▶ [PASSAGE PROVIDED]:

____________________

The Nabob. From the French of Alphonse Daudet, author of Sidonie, Jack, etc. By Lucy H. Hooper. Author’s edition. Boston: Estes & Lauriat. 1878.
Sidonie and Jack have been briefly noticed in these columns. The Nabob is a large advance upon either. Possessing all the characteristics that individualized those stories, it is larger in scope, firmer in touch, fuller in character, more vigorous and finished in execution. As far as writing, plot, and development go, it is a very remarkable book. We must say of it, however, as we said of its predecessors, it is not a pleasant story. There is a kind of hot-house effect about it, a forced process, so to say, that, while fascinating for the moment, is not natural and healthy. We breathe in an overcharged atmosphere. There is any quantity of intoxicating odors, of lights and flowers, and soft music and rich costumes and beautiful faces. But the light is not the blessed sunlight; the odors and flowers oppress us with their heaviness like those around a bier; the beautiful faces are painted, and we sigh for something fresh and free, even if it be not half so elegant or well “made up.” There is from the beginning a brooding sense of a storm coming, and the storm comes with awful and repulsive vehemence.
Doubtless the author meant to produce just such an effect and to achieve just such a result. If this were his chief intention he is to be congratulated on his success. He has given a highly dramatic story—melodramatic, in fact. There is wit enough and humor enough throughout; but even the wit is biting and the humor sour. The laughter has the sardonic tone of Mephistopheles, and an honest man shivers a little even while he joins in it. Every scene fits with niceness; the curtain always falls on a strong situation; there is not a dull incident throughout; and if nearly everybody in whom you have been interested gets murdered, or destroyed, or run away with, or debauched at the end, what will you have? A melodrama is a melodrama, and Paris is its paradise.
The Nabob is a story of Parisian life, as Parisian life is popularly supposed to have been when Napoleon III. was the arbiter of Europe and Paris Europe’s capital—a capital, if the novelists are to be believed, of political, social, literary, scientific, and moral charlatanism. Doubtless this is true to a great extent; for the leader of it all had, unfortunately for France and himself, much of the charlatan in his disposition. There is everything there but honesty and purity; or if honesty and purity there be, they are kept severely in the background. Their garb is too homely, their faces are too fresh, for this garish light and exotic atmosphere. They are out of place in this fashionable dance of death, as we say here the scholar and the gentleman are out of politics. There is a wonderful duke and statesman—De Mora—whose habit is to give a bored half-glance to the affairs of France, and the rest of his time to dilettanteism and amours, looking all the while to a quack doctor’s globules to keep his eyes bright, his step elastic, and his nerves steady enough for an evening party. There is a sculptor—Felicia Ruys—full of the noblest aspirations, but whose bringing up has been bad. She has been among Bohemians from her infancy, and she is left alone among them, under the care of an old aunt, a famous dancer in her day, whose wonderful toes had turned the crowned heads of Europe. Felicia’s noble nature finds itself bound in by an iron barrier of wickedness. She is surrounded always by a vicious circle from which she sees no outlet or escape. Is it so wonderful that she mistakes her narrow circle for the universe, and sees nothing but wickedness in all the world? How many do this in real life!

____________________

▶ [RECORDED DATA]:
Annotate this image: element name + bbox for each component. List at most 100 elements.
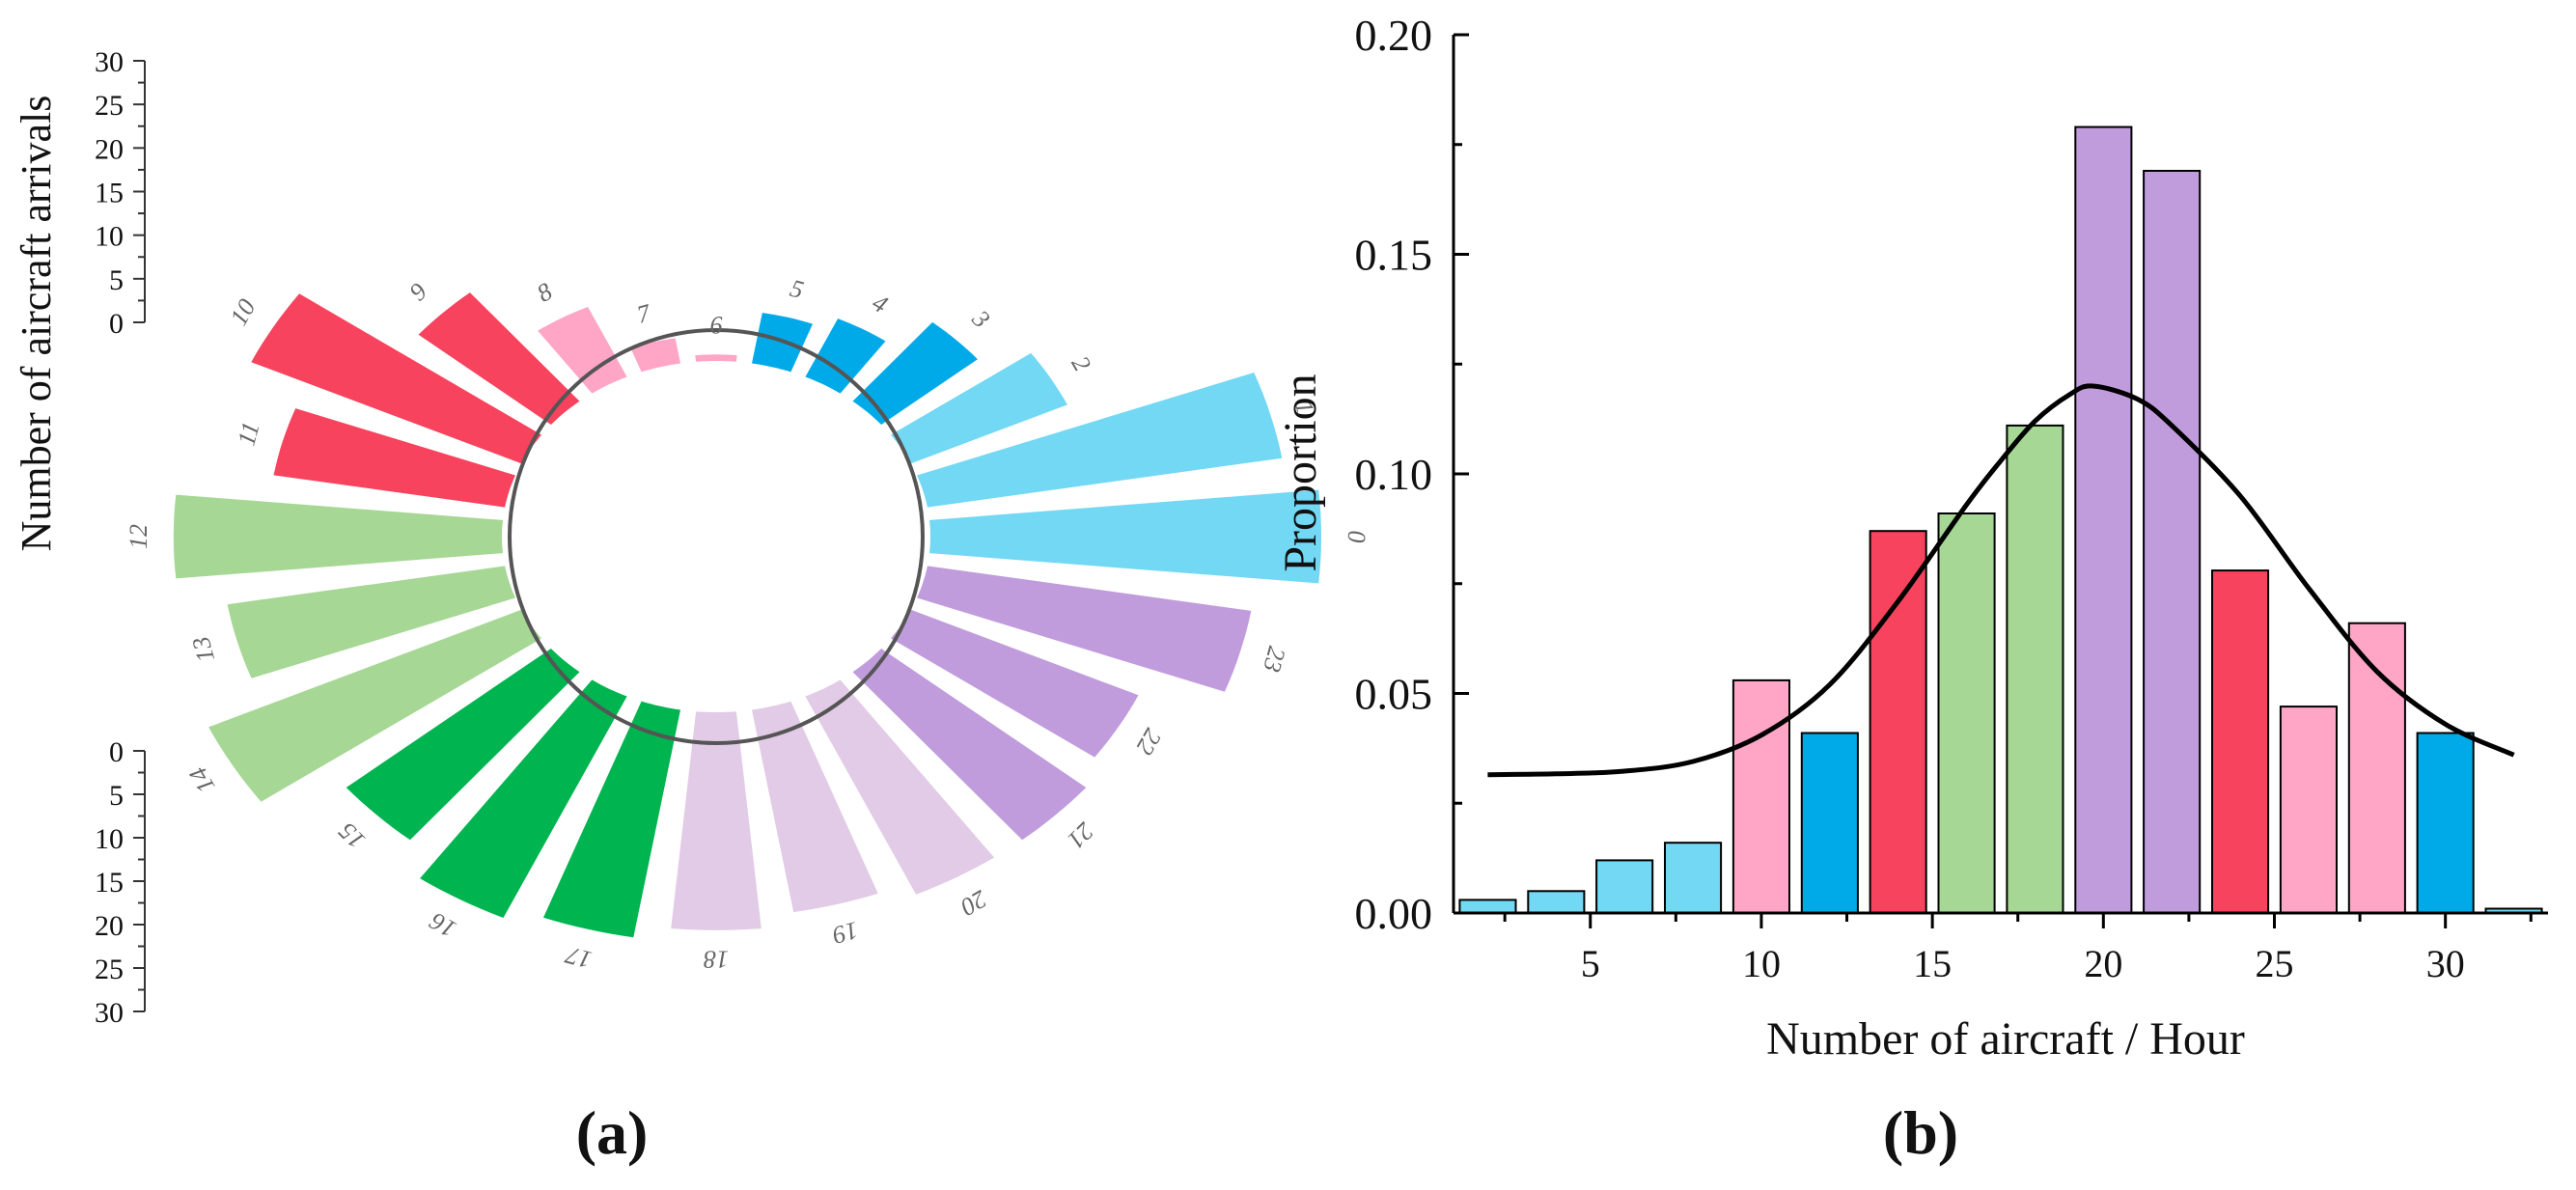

____________________

▶ [WHAT IS ASKED]:
A. Using the review of The Nabob, decide whether each statement agrees with it, answering yes or no and quoting the deciding words. (i) The reviewer calls The Nabob a pleasant story. (ii) Felicia Ruys is a sculptor. (iii) The reviewer finds some dull incidents in the book.
B. In the review of The Nabob, under whose care is Felicia Ruys left?

▶ [WORKED ANSWERS]:
A.
(i) No: "it is not a pleasant story."
(ii) Yes: "There is a sculptor—Felicia Ruys—full of the noblest aspirations"
(iii) No: "there is not a dull incident throughout"

B. She is left under the care of an old aunt who was a famous dancer in her day.